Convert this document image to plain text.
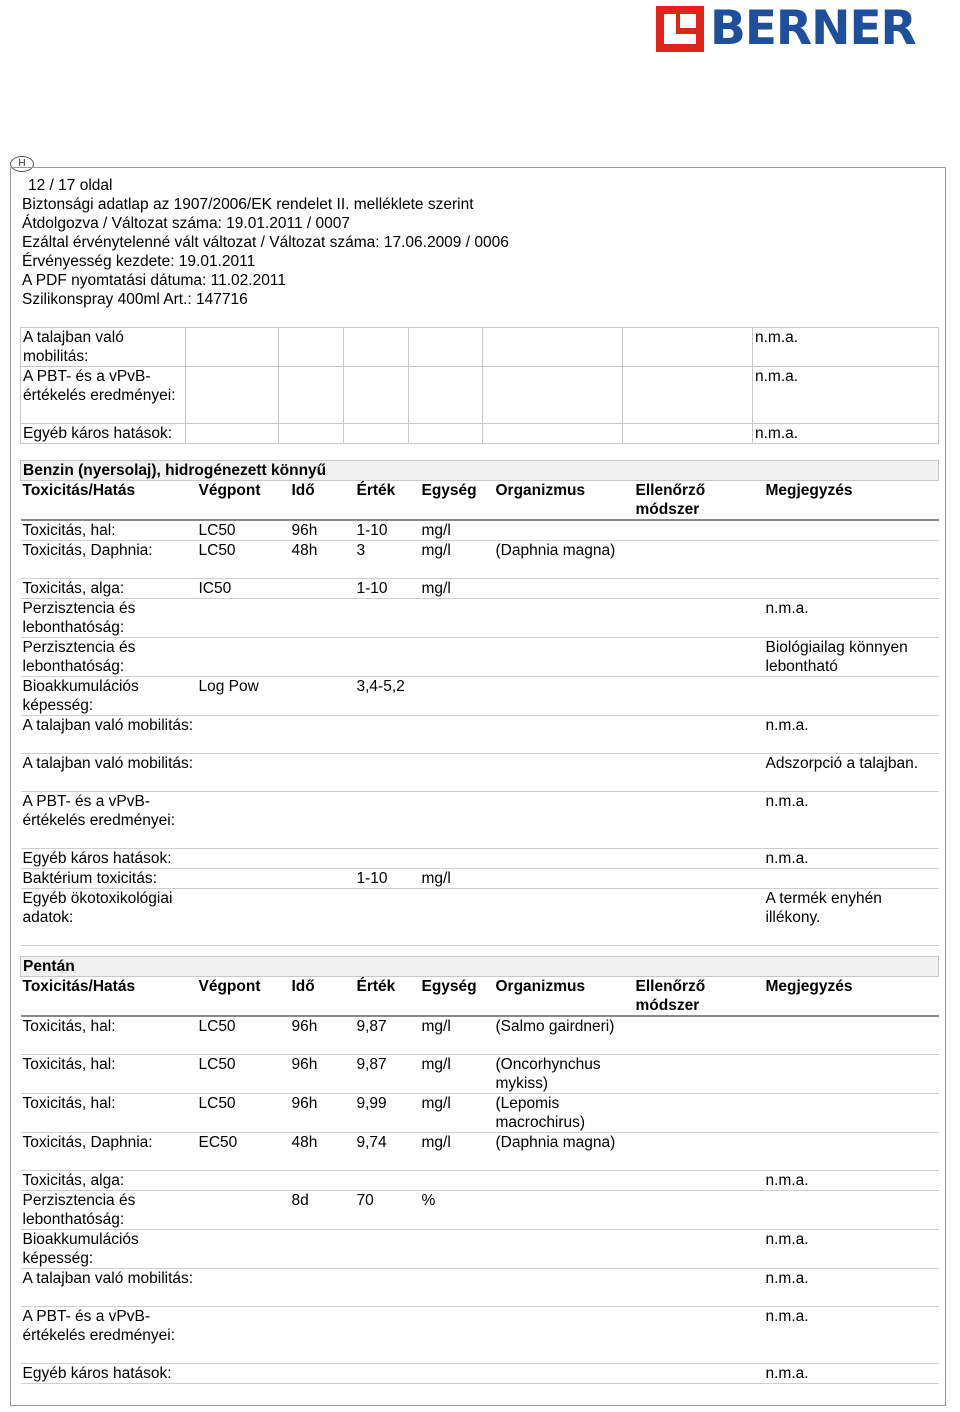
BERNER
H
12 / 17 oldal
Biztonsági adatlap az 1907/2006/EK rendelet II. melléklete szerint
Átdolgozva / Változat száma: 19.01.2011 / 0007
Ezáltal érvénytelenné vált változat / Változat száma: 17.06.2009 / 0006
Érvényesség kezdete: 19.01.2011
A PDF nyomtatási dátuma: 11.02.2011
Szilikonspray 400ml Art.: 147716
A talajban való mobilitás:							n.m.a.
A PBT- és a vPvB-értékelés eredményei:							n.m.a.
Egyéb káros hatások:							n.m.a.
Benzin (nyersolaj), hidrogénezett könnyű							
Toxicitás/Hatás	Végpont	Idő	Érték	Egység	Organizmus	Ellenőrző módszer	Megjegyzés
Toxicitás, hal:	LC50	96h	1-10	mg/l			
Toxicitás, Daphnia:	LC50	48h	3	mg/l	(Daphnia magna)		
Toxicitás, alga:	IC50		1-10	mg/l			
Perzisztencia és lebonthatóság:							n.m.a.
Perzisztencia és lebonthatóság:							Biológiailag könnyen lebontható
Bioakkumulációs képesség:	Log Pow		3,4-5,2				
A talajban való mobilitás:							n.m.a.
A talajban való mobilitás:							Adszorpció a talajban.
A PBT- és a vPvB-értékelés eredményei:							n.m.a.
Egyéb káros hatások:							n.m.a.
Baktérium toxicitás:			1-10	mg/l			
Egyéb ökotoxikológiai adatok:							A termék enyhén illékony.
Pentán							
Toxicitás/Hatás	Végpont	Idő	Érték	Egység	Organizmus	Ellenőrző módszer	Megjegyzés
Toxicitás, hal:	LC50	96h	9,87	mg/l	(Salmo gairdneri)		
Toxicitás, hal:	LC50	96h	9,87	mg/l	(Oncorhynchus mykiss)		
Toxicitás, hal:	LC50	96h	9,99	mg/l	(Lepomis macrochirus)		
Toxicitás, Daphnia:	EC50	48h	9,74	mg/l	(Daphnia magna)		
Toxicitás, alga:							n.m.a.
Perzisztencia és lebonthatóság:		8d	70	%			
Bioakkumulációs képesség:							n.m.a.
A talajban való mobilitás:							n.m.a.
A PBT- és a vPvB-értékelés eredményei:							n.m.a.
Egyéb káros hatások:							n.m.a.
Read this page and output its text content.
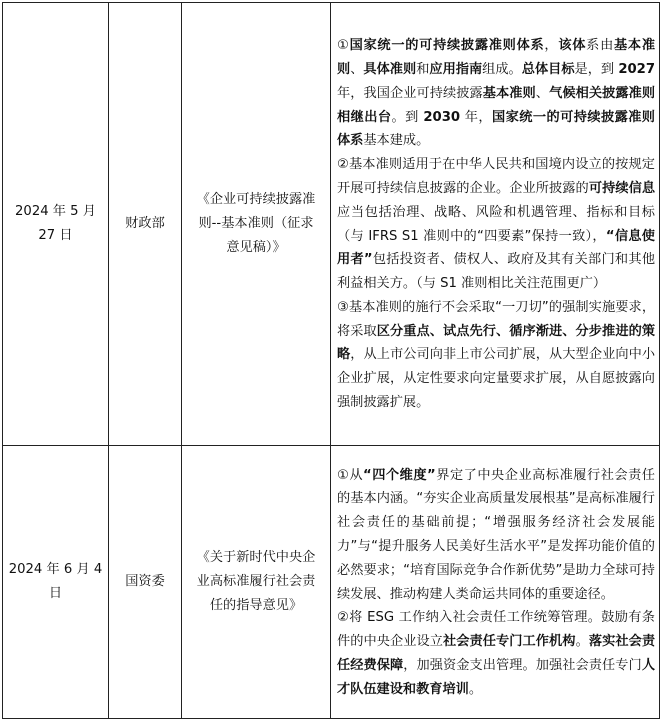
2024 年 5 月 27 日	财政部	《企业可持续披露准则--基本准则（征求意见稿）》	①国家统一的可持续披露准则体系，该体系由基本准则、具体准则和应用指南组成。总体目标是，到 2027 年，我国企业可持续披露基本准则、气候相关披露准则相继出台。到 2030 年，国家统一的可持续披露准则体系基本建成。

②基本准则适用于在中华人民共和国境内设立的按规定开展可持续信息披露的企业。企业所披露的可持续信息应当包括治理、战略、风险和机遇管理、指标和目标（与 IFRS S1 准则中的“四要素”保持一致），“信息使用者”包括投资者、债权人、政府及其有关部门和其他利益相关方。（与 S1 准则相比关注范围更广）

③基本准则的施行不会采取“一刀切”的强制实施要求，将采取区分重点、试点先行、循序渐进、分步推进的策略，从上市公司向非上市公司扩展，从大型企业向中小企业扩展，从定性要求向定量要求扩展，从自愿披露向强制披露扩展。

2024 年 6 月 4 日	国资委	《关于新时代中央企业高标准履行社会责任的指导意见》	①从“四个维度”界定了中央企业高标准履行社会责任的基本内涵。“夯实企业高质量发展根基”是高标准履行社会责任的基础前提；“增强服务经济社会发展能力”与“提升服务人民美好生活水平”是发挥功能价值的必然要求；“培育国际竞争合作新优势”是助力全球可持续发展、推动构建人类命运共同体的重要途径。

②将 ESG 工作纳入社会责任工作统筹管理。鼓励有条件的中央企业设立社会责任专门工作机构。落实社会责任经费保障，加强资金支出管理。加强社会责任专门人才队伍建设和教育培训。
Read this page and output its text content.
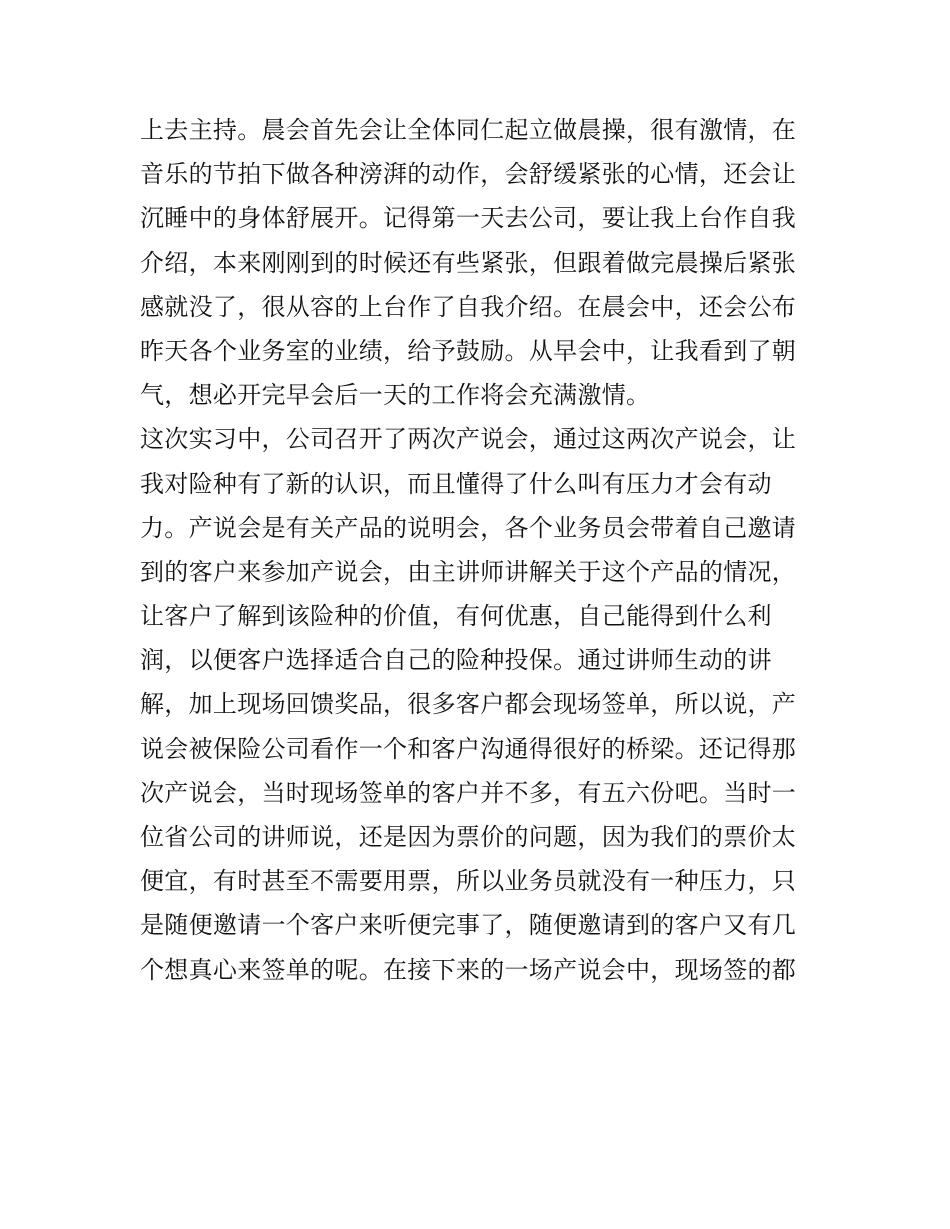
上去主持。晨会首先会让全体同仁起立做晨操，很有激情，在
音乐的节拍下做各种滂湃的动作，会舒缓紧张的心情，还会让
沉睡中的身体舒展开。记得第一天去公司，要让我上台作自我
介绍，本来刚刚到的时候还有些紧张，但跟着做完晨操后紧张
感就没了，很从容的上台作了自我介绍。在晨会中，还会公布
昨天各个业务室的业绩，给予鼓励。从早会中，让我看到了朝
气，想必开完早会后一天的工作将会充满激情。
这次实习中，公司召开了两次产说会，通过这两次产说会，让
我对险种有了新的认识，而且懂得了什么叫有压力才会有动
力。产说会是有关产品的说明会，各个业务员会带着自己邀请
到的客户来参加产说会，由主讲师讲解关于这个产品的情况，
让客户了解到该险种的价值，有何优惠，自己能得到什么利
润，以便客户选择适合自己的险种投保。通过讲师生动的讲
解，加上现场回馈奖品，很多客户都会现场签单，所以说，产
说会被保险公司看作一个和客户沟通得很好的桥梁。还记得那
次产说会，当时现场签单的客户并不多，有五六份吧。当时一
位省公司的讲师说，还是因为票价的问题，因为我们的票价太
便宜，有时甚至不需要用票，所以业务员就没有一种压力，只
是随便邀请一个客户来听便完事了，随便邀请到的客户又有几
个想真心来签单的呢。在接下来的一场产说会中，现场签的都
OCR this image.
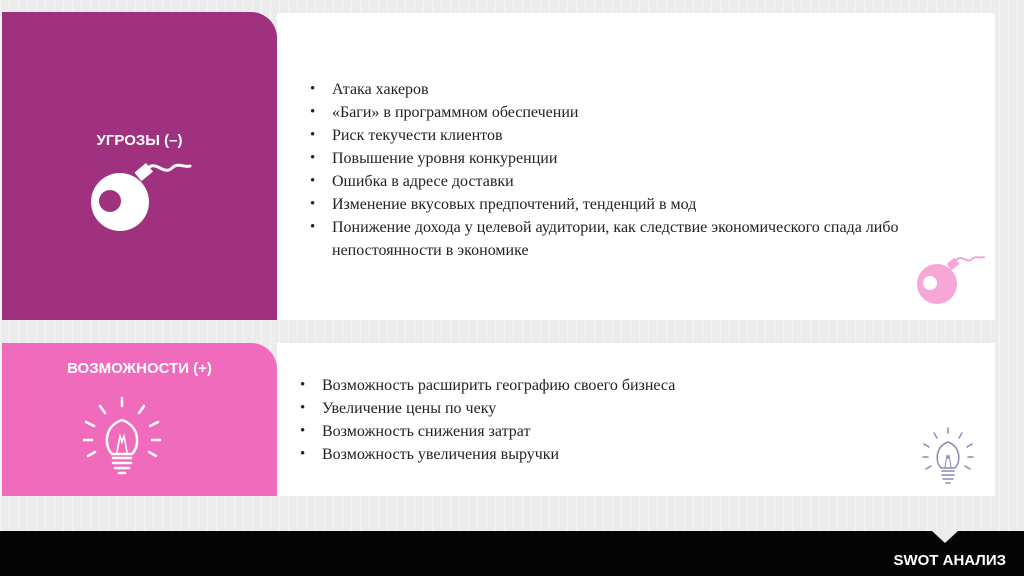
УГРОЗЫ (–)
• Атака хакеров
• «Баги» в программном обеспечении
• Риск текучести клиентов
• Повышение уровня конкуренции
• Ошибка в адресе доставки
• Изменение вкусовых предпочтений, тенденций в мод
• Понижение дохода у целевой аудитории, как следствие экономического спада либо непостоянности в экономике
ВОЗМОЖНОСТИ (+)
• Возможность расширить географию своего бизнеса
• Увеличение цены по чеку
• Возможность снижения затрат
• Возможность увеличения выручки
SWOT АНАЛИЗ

Instructions to follow = List every line above that contains the word "magna".

The reply =
Toxicitás, Daphnia:	LC50	48h	3	mg/l	(Daphnia magna)		
Toxicitás, Daphnia:	EC50	48h	9,74	mg/l	(Daphnia magna)		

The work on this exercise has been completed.